Stored data entries
=-=-=-=-=
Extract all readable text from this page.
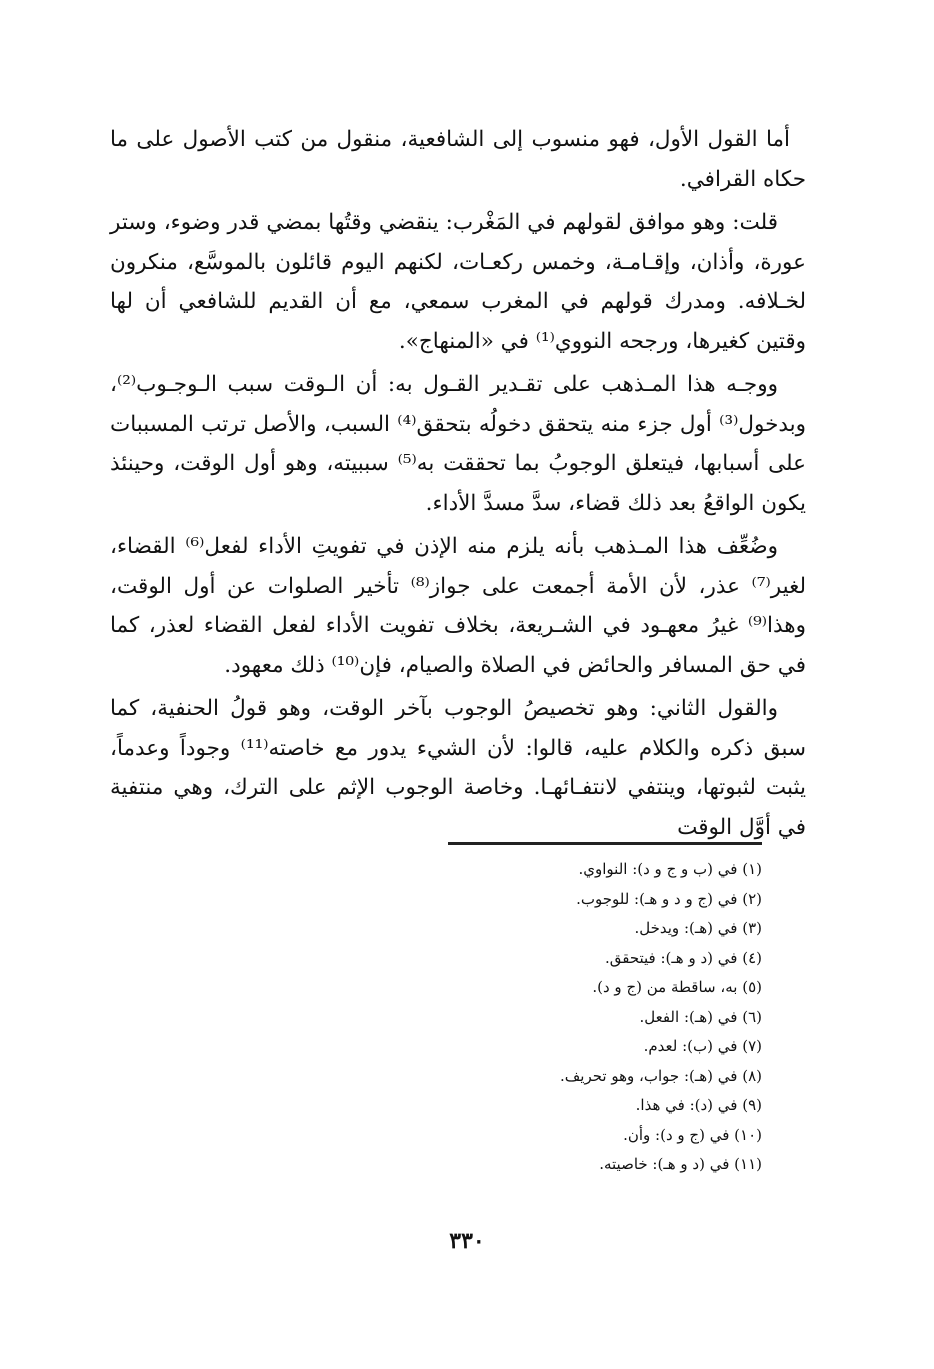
أما القول الأول، فهو منسوب إلى الشافعية، منقول من كتب الأصول على ما حكاه القرافي.

قلت: وهو موافق لقولهم في المَغْرب: ينقضي وقتُها بمضي قدر وضوء، وستر عورة، وأذان، وإقـامـة، وخمس ركعـات، لكنهم اليوم قائلون بالموسَّع، منكرون لخـلافه. ومدرك قولهم في المغرب سمعي، مع أن القديم للشافعي أن لها وقتين كغيرها، ورجحه النووي⁽¹⁾ في «المنهاج».

ووجـه هذا المـذهب على تقـدير القـول به: أن الـوقت سبب الـوجـوب⁽²⁾، وبدخول⁽³⁾ أول جزء منه يتحقق دخولُه بتحقق⁽⁴⁾ السبب، والأصل ترتب المسببات على أسبابها، فيتعلق الوجوبُ بما تحققت به⁽⁵⁾ سببيته، وهو أول الوقت، وحينئذ يكون الواقعُ بعد ذلك قضاء، سدَّ مسدَّ الأداء.

وضُعِّف هذا المـذهب بأنه يلزم منه الإذن في تفويتِ الأداء لفعل⁽⁶⁾ القضاء، لغير⁽⁷⁾ عذر، لأن الأمة أجمعت على جواز⁽⁸⁾ تأخير الصلوات عن أول الوقت، وهذا⁽⁹⁾ غيرُ معهـود في الشـريعة، بخلاف تفويت الأداء لفعل القضاء لعذر، كما في حق المسافر والحائض في الصلاة والصيام، فإن⁽¹⁰⁾ ذلك معهود.

والقول الثاني: وهو تخصيصُ الوجوب بآخر الوقت، وهو قولُ الحنفية، كما سبق ذكره والكلام عليه، قالوا: لأن الشيء يدور مع خاصته⁽¹¹⁾ وجوداً وعدماً، يثبت لثبوتها، وينتفي لانتفـائهـا. وخاصة الوجوب الإثم على الترك، وهي منتفية في أوَّل الوقت

(١) في (ب و ج و د): النواوي.
(٢) في (ج و د و هـ): للوجوب.
(٣) في (هـ): ويدخل.
(٤) في (د و هـ): فيتحقق.
(٥) به، ساقطة من (ج و د).
(٦) في (هـ): الفعل.
(٧) في (ب): لعدم.
(٨) في (هـ): جواب، وهو تحريف.
(٩) في (د): في هذا.
(١٠) في (ج و د): وأن.
(١١) في (د و هـ): خاصيته.
٣٣٠
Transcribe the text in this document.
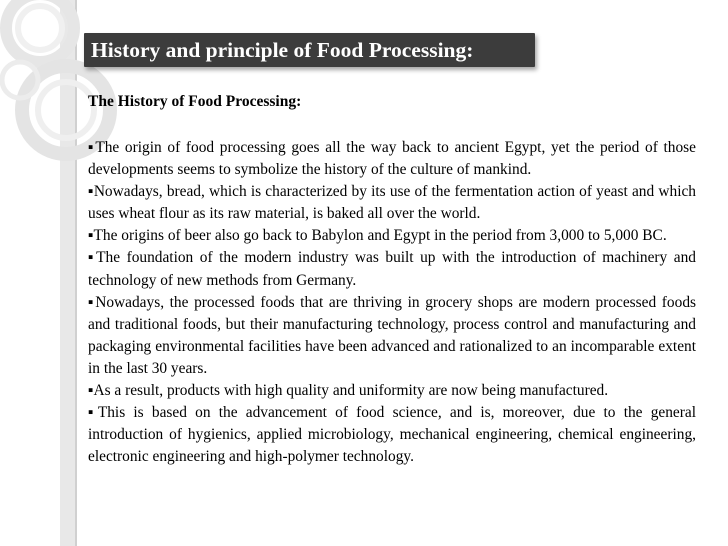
History and principle of Food Processing:
The History of Food Processing:

▪The origin of food processing goes all the way back to ancient Egypt, yet the period of those developments seems to symbolize the history of the culture of mankind.

▪Nowadays, bread, which is characterized by its use of the fermentation action of yeast and which uses wheat flour as its raw material, is baked all over the world.

▪The origins of beer also go back to Babylon and Egypt in the period from 3,000 to 5,000 BC.

▪The foundation of the modern industry was built up with the introduction of machinery and technology of new methods from Germany.

▪Nowadays, the processed foods that are thriving in grocery shops are modern processed foods and traditional foods, but their manufacturing technology, process control and manufacturing and packaging environmental facilities have been advanced and rationalized to an incomparable extent in the last 30 years.

▪As a result, products with high quality and uniformity are now being manufactured.

▪This is based on the advancement of food science, and is, moreover, due to the general introduction of hygienics, applied microbiology, mechanical engineering, chemical engineering, electronic engineering and high-polymer technology.
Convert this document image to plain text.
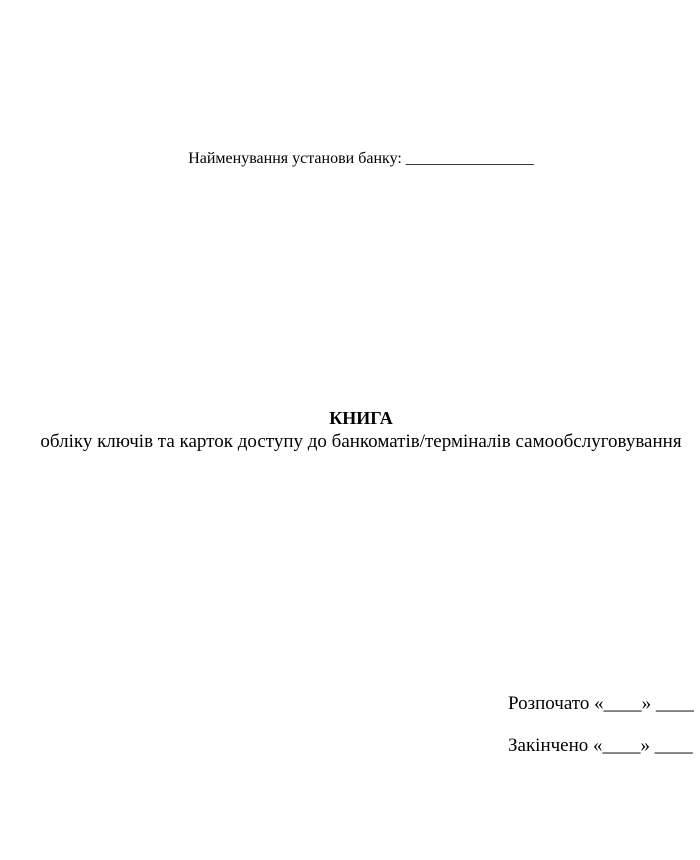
Найменування установи банку: ________________
КНИГА
обліку ключів та карток доступу до банкоматів/терміналів самообслуговування
Розпочато «____» ____
Закінчено «____» ____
=-=-=-=-=
** SHORT TASK **
Extract exactly the lines above from the line containing "Convert this document image to plain text." through the last one, both ends included, but not the pictures.

** SOLUTION FOR THIS TASK **
Convert this document image to plain text.
Найменування установи банку: ________________
КНИГА
обліку ключів та карток доступу до банкоматів/терміналів самообслуговування
Розпочато «____» ____
Закінчено «____» ____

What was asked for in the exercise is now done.